▸ **YOUR OBJECTIVE**
Hunt for the word "області" across the entries below, copying each line that holds it.

Collection entries
--
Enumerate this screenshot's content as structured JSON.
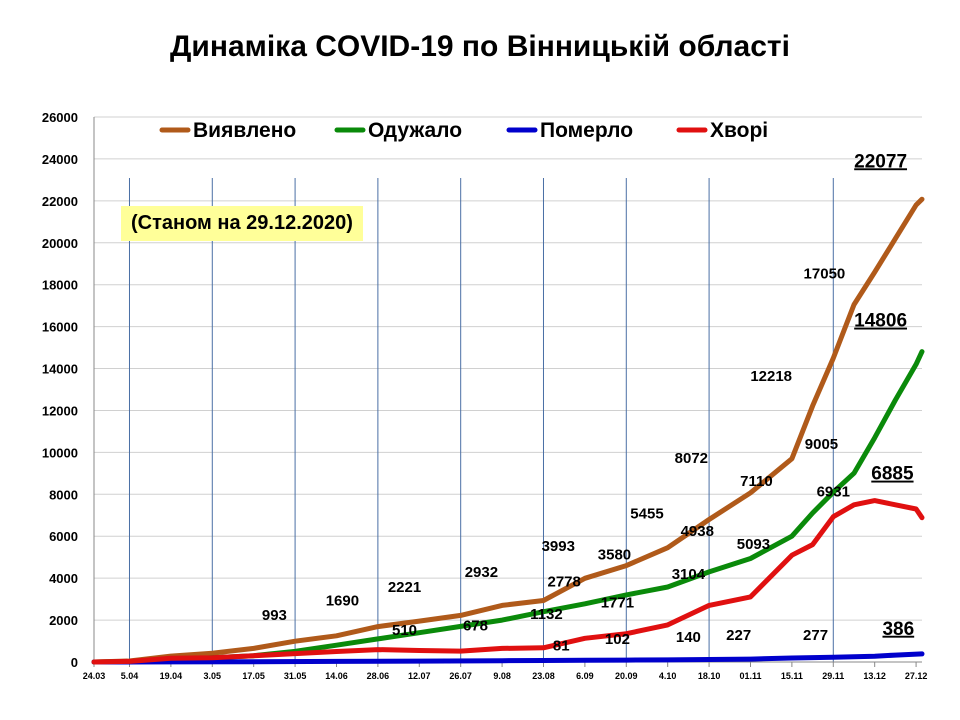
{
  "title": "Динаміка COVID-19 по Вінницькій області",
  "date_note": "(Станом на 29.12.2020)",
  "chart_data": {
    "type": "line",
    "title": "Динаміка COVID-19 по Вінницькій області",
    "ylim": [
      0,
      26000
    ],
    "yticks": [
      0,
      2000,
      4000,
      6000,
      8000,
      10000,
      12000,
      14000,
      16000,
      18000,
      20000,
      22000,
      24000,
      26000
    ],
    "x_start": "2020-03-24",
    "x_end": "2020-12-29",
    "xtick_labels": [
      "24.03",
      "5.04",
      "19.04",
      "3.05",
      "17.05",
      "31.05",
      "14.06",
      "28.06",
      "12.07",
      "26.07",
      "9.08",
      "23.08",
      "6.09",
      "20.09",
      "4.10",
      "18.10",
      "01.11",
      "15.11",
      "29.11",
      "13.12",
      "27.12"
    ],
    "xtick_dates": [
      "2020-03-24",
      "2020-04-05",
      "2020-04-19",
      "2020-05-03",
      "2020-05-17",
      "2020-05-31",
      "2020-06-14",
      "2020-06-28",
      "2020-07-12",
      "2020-07-26",
      "2020-08-09",
      "2020-08-23",
      "2020-09-06",
      "2020-09-20",
      "2020-10-04",
      "2020-10-18",
      "2020-11-01",
      "2020-11-15",
      "2020-11-29",
      "2020-12-13",
      "2020-12-27"
    ],
    "vgrid_dates": [
      "2020-04-05",
      "2020-05-03",
      "2020-05-31",
      "2020-06-28",
      "2020-07-26",
      "2020-08-23",
      "2020-09-20",
      "2020-10-18",
      "2020-11-29"
    ],
    "grid": "horizontal and vertical",
    "legend_position": "top",
    "series": [
      {
        "name": "Виявлено",
        "color": "#b05a1a",
        "points": [
          [
            "2020-03-24",
            0
          ],
          [
            "2020-04-05",
            50
          ],
          [
            "2020-04-19",
            280
          ],
          [
            "2020-05-03",
            420
          ],
          [
            "2020-05-17",
            650
          ],
          [
            "2020-05-31",
            993
          ],
          [
            "2020-06-14",
            1250
          ],
          [
            "2020-06-28",
            1690
          ],
          [
            "2020-07-12",
            1950
          ],
          [
            "2020-07-26",
            2221
          ],
          [
            "2020-08-09",
            2700
          ],
          [
            "2020-08-23",
            2932
          ],
          [
            "2020-09-06",
            3993
          ],
          [
            "2020-09-20",
            4600
          ],
          [
            "2020-10-04",
            5455
          ],
          [
            "2020-10-18",
            6800
          ],
          [
            "2020-11-01",
            8072
          ],
          [
            "2020-11-15",
            9700
          ],
          [
            "2020-11-22",
            12218
          ],
          [
            "2020-11-29",
            14500
          ],
          [
            "2020-12-06",
            17050
          ],
          [
            "2020-12-13",
            18600
          ],
          [
            "2020-12-20",
            20200
          ],
          [
            "2020-12-27",
            21800
          ],
          [
            "2020-12-29",
            22077
          ]
        ]
      },
      {
        "name": "Одужало",
        "color": "#0a8a0a",
        "points": [
          [
            "2020-03-24",
            0
          ],
          [
            "2020-04-05",
            20
          ],
          [
            "2020-04-19",
            100
          ],
          [
            "2020-05-03",
            200
          ],
          [
            "2020-05-17",
            300
          ],
          [
            "2020-05-31",
            510
          ],
          [
            "2020-06-14",
            800
          ],
          [
            "2020-06-28",
            1100
          ],
          [
            "2020-07-12",
            1400
          ],
          [
            "2020-07-26",
            1700
          ],
          [
            "2020-08-09",
            2000
          ],
          [
            "2020-08-23",
            2400
          ],
          [
            "2020-09-06",
            2778
          ],
          [
            "2020-09-20",
            3200
          ],
          [
            "2020-10-04",
            3580
          ],
          [
            "2020-10-18",
            4300
          ],
          [
            "2020-11-01",
            4938
          ],
          [
            "2020-11-15",
            6000
          ],
          [
            "2020-11-22",
            7110
          ],
          [
            "2020-11-29",
            8100
          ],
          [
            "2020-12-06",
            9005
          ],
          [
            "2020-12-13",
            10700
          ],
          [
            "2020-12-20",
            12500
          ],
          [
            "2020-12-27",
            14200
          ],
          [
            "2020-12-29",
            14806
          ]
        ]
      },
      {
        "name": "Померло",
        "color": "#0000cc",
        "points": [
          [
            "2020-03-24",
            0
          ],
          [
            "2020-04-19",
            5
          ],
          [
            "2020-05-17",
            15
          ],
          [
            "2020-06-14",
            30
          ],
          [
            "2020-07-12",
            45
          ],
          [
            "2020-08-09",
            60
          ],
          [
            "2020-08-23",
            70
          ],
          [
            "2020-09-06",
            81
          ],
          [
            "2020-09-20",
            90
          ],
          [
            "2020-10-04",
            102
          ],
          [
            "2020-10-18",
            120
          ],
          [
            "2020-11-01",
            140
          ],
          [
            "2020-11-15",
            190
          ],
          [
            "2020-11-29",
            227
          ],
          [
            "2020-12-13",
            277
          ],
          [
            "2020-12-20",
            330
          ],
          [
            "2020-12-29",
            386
          ]
        ]
      },
      {
        "name": "Хворі",
        "color": "#e01010",
        "points": [
          [
            "2020-03-24",
            0
          ],
          [
            "2020-04-05",
            30
          ],
          [
            "2020-04-19",
            180
          ],
          [
            "2020-05-03",
            200
          ],
          [
            "2020-05-17",
            300
          ],
          [
            "2020-05-31",
            400
          ],
          [
            "2020-06-14",
            500
          ],
          [
            "2020-06-28",
            590
          ],
          [
            "2020-07-12",
            550
          ],
          [
            "2020-07-26",
            520
          ],
          [
            "2020-08-09",
            650
          ],
          [
            "2020-08-23",
            678
          ],
          [
            "2020-09-06",
            1132
          ],
          [
            "2020-09-20",
            1350
          ],
          [
            "2020-10-04",
            1771
          ],
          [
            "2020-10-18",
            2700
          ],
          [
            "2020-11-01",
            3104
          ],
          [
            "2020-11-15",
            5093
          ],
          [
            "2020-11-22",
            5600
          ],
          [
            "2020-11-29",
            6931
          ],
          [
            "2020-12-06",
            7500
          ],
          [
            "2020-12-13",
            7700
          ],
          [
            "2020-12-20",
            7500
          ],
          [
            "2020-12-27",
            7300
          ],
          [
            "2020-12-29",
            6885
          ]
        ]
      }
    ],
    "annotations": [
      {
        "text": "22077",
        "date": "2020-12-15",
        "y": 23600,
        "color": "#000000",
        "underline": true,
        "size": 19
      },
      {
        "text": "14806",
        "date": "2020-12-15",
        "y": 16000,
        "color": "#000000",
        "underline": true,
        "size": 19
      },
      {
        "text": "6885",
        "date": "2020-12-19",
        "y": 8700,
        "color": "#000000",
        "underline": true,
        "size": 19
      },
      {
        "text": "386",
        "date": "2020-12-21",
        "y": 1300,
        "color": "#000000",
        "underline": true,
        "size": 19
      },
      {
        "text": "17050",
        "date": "2020-11-26",
        "y": 18300,
        "color": "#000000",
        "size": 15
      },
      {
        "text": "12218",
        "date": "2020-11-08",
        "y": 13400,
        "color": "#000000",
        "size": 15
      },
      {
        "text": "9005",
        "date": "2020-11-25",
        "y": 10150,
        "color": "#000000",
        "size": 15
      },
      {
        "text": "8072",
        "date": "2020-10-12",
        "y": 9500,
        "color": "#000000",
        "size": 15
      },
      {
        "text": "7110",
        "date": "2020-11-03",
        "y": 8400,
        "color": "#000000",
        "size": 15
      },
      {
        "text": "6931",
        "date": "2020-11-29",
        "y": 7900,
        "color": "#000000",
        "size": 15
      },
      {
        "text": "5455",
        "date": "2020-09-27",
        "y": 6850,
        "color": "#000000",
        "size": 15
      },
      {
        "text": "4938",
        "date": "2020-10-14",
        "y": 6000,
        "color": "#000000",
        "size": 15
      },
      {
        "text": "5093",
        "date": "2020-11-02",
        "y": 5400,
        "color": "#000000",
        "size": 15
      },
      {
        "text": "3993",
        "date": "2020-08-28",
        "y": 5300,
        "color": "#000000",
        "size": 15
      },
      {
        "text": "3580",
        "date": "2020-09-16",
        "y": 4900,
        "color": "#000000",
        "size": 15
      },
      {
        "text": "3104",
        "date": "2020-10-11",
        "y": 3950,
        "color": "#000000",
        "size": 15
      },
      {
        "text": "2778",
        "date": "2020-08-30",
        "y": 3600,
        "color": "#000000",
        "size": 15
      },
      {
        "text": "2932",
        "date": "2020-08-02",
        "y": 4050,
        "color": "#000000",
        "size": 15
      },
      {
        "text": "2221",
        "date": "2020-07-07",
        "y": 3350,
        "color": "#000000",
        "size": 15
      },
      {
        "text": "1690",
        "date": "2020-06-16",
        "y": 2700,
        "color": "#000000",
        "size": 15
      },
      {
        "text": "993",
        "date": "2020-05-24",
        "y": 2000,
        "color": "#000000",
        "size": 15
      },
      {
        "text": "1771",
        "date": "2020-09-17",
        "y": 2600,
        "color": "#000000",
        "size": 15
      },
      {
        "text": "1132",
        "date": "2020-08-24",
        "y": 2050,
        "color": "#000000",
        "size": 15
      },
      {
        "text": "678",
        "date": "2020-07-31",
        "y": 1500,
        "color": "#000000",
        "size": 15
      },
      {
        "text": "510",
        "date": "2020-07-07",
        "y": 1300,
        "color": "#000000",
        "size": 15
      },
      {
        "text": "227",
        "date": "2020-10-28",
        "y": 1050,
        "color": "#000000",
        "size": 15
      },
      {
        "text": "277",
        "date": "2020-11-23",
        "y": 1050,
        "color": "#000000",
        "size": 15
      },
      {
        "text": "140",
        "date": "2020-10-11",
        "y": 950,
        "color": "#000000",
        "size": 15
      },
      {
        "text": "102",
        "date": "2020-09-17",
        "y": 850,
        "color": "#000000",
        "size": 15
      },
      {
        "text": "81",
        "date": "2020-08-29",
        "y": 550,
        "color": "#000000",
        "size": 15
      }
    ]
  }
}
--
▸ **TASK RESPONSE**
  "title": "Динаміка COVID-19 по Вінницькій області",
    "title": "Динаміка COVID-19 по Вінницькій області",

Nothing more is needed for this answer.